## Dataset items
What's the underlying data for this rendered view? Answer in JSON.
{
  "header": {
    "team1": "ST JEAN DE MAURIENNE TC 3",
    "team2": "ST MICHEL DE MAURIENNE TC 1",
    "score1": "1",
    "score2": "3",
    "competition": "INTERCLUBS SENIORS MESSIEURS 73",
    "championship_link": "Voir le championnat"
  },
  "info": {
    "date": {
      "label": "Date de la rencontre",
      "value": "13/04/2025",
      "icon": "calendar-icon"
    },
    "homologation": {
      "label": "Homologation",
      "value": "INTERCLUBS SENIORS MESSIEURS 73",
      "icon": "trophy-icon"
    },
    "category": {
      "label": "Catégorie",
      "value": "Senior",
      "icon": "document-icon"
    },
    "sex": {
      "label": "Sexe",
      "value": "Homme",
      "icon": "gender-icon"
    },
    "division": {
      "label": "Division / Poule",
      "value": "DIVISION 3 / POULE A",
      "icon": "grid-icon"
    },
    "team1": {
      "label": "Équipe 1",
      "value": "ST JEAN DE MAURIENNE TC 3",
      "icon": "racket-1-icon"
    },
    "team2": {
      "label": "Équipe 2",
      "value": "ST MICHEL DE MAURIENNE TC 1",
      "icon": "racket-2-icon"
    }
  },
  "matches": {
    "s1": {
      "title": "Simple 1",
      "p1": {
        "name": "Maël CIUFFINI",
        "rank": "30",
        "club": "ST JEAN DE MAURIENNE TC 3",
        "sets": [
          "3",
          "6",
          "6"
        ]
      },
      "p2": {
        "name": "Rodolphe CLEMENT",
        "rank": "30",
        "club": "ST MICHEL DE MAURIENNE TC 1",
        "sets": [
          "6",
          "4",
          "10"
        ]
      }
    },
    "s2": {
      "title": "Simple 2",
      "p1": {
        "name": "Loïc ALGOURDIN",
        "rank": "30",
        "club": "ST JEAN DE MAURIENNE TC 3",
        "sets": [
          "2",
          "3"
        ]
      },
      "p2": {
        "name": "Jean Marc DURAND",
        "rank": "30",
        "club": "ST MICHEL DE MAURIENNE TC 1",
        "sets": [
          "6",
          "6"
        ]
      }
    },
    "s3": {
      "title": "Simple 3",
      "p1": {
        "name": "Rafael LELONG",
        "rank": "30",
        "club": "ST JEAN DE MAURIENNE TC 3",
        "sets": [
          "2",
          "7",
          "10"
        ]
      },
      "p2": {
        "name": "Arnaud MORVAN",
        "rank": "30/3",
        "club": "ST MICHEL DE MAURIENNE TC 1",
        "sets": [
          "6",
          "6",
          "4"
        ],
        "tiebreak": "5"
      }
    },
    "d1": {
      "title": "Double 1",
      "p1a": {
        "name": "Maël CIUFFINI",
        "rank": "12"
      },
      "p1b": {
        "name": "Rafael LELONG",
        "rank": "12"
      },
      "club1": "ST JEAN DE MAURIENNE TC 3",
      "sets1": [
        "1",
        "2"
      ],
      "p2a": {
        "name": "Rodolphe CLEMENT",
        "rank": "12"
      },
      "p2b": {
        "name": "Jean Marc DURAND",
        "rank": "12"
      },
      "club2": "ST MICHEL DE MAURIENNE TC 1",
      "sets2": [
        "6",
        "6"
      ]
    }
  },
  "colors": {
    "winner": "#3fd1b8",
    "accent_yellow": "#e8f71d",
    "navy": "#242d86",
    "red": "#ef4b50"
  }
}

## Problem description
Copy whichever lines in the listing above contain the word "SENIORS".

## Output below
    "competition": "INTERCLUBS SENIORS MESSIEURS 73",
      "value": "INTERCLUBS SENIORS MESSIEURS 73",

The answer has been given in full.